DIRECTION -
Scan the data that follows and count the lines with the string "Изменить"; answer with the count alone.

=-=-=-=-=

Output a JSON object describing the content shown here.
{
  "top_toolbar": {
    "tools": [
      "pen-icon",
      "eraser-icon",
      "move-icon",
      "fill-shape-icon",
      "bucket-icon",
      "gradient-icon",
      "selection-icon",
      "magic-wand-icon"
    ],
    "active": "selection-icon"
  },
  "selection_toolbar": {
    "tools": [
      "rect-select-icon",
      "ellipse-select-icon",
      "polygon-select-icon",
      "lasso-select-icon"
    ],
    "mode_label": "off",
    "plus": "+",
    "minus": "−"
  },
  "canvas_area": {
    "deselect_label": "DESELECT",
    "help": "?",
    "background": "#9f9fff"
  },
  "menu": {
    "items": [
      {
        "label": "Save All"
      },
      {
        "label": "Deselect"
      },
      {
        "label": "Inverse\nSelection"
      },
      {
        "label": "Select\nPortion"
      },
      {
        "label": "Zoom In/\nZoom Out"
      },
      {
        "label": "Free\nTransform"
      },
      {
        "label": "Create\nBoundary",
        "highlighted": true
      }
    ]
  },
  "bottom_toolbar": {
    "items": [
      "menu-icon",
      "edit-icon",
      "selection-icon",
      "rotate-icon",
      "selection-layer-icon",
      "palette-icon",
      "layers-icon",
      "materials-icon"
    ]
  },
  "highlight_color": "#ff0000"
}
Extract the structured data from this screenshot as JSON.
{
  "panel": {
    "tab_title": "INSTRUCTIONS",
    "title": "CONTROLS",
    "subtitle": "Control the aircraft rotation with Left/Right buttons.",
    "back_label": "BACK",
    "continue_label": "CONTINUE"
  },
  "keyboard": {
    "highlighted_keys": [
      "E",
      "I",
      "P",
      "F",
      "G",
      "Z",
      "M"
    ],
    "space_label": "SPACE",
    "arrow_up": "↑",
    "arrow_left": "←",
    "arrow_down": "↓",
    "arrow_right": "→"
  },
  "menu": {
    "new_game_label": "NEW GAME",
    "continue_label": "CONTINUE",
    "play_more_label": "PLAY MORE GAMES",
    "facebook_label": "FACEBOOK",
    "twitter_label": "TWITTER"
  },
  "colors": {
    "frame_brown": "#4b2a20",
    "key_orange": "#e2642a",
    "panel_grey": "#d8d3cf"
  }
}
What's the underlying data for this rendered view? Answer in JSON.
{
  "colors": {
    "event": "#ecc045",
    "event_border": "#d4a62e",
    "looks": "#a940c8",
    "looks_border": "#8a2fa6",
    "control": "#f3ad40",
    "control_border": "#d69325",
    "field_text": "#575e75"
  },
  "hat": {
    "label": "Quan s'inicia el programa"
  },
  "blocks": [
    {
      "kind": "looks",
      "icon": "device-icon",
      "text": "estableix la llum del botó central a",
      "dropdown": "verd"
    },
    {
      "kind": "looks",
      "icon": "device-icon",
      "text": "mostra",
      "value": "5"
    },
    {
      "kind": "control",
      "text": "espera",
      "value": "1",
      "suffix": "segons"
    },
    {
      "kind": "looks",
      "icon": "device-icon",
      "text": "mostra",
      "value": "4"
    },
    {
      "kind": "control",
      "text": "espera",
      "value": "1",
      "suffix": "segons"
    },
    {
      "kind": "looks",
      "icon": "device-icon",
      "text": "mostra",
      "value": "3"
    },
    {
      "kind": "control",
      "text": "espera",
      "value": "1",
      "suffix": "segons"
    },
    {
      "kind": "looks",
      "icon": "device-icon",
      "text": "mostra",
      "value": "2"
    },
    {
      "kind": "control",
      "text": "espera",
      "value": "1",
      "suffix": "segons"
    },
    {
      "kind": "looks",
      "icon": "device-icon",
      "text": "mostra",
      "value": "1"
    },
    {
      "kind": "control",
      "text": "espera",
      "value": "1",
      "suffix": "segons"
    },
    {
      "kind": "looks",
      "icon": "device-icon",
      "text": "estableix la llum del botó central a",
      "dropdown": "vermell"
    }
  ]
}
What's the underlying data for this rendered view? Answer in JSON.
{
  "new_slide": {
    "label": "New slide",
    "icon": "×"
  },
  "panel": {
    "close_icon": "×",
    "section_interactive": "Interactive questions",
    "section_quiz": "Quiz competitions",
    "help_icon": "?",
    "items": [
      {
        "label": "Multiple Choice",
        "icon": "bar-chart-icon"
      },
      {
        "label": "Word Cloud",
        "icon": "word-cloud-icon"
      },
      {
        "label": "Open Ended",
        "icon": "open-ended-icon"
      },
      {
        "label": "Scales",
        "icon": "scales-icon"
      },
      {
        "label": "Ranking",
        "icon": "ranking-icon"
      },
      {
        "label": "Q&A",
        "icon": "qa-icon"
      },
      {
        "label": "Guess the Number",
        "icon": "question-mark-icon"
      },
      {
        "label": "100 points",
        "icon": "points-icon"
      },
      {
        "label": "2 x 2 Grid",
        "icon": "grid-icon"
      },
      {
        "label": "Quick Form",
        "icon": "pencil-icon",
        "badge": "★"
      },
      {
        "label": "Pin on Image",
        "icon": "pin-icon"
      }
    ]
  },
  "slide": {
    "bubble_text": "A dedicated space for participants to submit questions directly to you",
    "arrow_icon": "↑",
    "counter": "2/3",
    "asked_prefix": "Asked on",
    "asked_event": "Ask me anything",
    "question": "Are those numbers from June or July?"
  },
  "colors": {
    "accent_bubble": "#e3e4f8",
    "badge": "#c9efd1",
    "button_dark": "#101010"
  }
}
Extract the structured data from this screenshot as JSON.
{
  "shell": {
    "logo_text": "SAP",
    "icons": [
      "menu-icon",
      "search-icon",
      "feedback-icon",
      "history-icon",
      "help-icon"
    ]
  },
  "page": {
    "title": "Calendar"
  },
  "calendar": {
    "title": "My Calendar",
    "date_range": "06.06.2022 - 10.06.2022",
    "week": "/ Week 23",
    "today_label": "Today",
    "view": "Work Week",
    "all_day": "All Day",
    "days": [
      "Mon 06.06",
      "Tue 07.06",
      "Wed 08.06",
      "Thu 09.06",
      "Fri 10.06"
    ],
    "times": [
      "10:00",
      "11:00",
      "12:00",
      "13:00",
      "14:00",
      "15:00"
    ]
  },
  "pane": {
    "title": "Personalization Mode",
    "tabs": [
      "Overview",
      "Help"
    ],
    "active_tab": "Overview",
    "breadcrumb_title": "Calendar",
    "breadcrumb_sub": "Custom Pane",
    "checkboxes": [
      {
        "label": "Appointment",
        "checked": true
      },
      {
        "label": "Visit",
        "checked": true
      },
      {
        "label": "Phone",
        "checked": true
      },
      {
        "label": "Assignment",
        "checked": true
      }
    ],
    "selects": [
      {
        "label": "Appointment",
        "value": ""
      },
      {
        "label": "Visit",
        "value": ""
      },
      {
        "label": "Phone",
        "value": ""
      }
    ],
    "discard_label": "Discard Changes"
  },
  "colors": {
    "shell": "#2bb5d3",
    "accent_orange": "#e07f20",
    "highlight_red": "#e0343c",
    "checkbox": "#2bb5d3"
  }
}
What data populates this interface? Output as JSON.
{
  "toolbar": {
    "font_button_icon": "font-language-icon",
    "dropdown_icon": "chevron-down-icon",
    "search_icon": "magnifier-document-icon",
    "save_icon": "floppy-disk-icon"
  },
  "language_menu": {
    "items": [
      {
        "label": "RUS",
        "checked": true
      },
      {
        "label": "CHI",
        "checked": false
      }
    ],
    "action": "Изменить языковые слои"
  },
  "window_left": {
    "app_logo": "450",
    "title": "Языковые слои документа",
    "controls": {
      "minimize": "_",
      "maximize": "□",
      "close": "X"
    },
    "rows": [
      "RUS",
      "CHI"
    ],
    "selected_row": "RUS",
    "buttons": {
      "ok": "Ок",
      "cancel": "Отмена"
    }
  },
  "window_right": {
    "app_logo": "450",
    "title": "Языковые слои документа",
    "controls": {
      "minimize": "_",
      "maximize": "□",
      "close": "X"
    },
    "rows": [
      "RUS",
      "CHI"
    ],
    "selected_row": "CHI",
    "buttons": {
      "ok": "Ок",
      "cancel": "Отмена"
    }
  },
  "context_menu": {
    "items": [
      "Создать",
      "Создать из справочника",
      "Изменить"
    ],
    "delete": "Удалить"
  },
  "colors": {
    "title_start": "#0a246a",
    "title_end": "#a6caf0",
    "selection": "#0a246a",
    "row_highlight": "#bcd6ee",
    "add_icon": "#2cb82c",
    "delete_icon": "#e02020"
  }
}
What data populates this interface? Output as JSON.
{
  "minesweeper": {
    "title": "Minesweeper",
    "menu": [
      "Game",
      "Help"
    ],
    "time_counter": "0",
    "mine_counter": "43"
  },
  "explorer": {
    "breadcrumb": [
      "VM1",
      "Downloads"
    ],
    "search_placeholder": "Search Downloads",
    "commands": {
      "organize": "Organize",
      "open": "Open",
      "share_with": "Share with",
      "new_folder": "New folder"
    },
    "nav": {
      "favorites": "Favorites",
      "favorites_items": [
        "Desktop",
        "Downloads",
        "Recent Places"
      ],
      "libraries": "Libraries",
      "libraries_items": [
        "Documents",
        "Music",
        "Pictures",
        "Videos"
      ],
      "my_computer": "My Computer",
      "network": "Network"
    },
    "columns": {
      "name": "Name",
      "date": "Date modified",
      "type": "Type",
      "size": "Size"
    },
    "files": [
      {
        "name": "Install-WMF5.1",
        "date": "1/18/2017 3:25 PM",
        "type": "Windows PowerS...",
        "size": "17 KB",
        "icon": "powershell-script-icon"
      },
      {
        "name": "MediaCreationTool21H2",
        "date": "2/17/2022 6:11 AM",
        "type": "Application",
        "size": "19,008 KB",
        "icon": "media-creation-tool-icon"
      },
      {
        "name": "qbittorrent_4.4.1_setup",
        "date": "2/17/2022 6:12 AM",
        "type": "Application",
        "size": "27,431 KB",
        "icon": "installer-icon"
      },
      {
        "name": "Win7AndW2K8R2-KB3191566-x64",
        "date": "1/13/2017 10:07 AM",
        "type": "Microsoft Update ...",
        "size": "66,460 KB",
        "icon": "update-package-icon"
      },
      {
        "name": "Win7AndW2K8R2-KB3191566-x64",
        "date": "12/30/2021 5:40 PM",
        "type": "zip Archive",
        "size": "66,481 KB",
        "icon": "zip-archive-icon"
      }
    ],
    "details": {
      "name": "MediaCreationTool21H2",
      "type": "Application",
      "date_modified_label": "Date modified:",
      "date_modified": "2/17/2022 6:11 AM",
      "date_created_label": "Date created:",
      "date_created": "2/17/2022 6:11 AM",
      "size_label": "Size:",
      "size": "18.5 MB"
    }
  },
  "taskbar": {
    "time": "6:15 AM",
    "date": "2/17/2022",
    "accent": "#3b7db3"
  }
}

=-=-=-=-=

EXERCISE RESULT -
2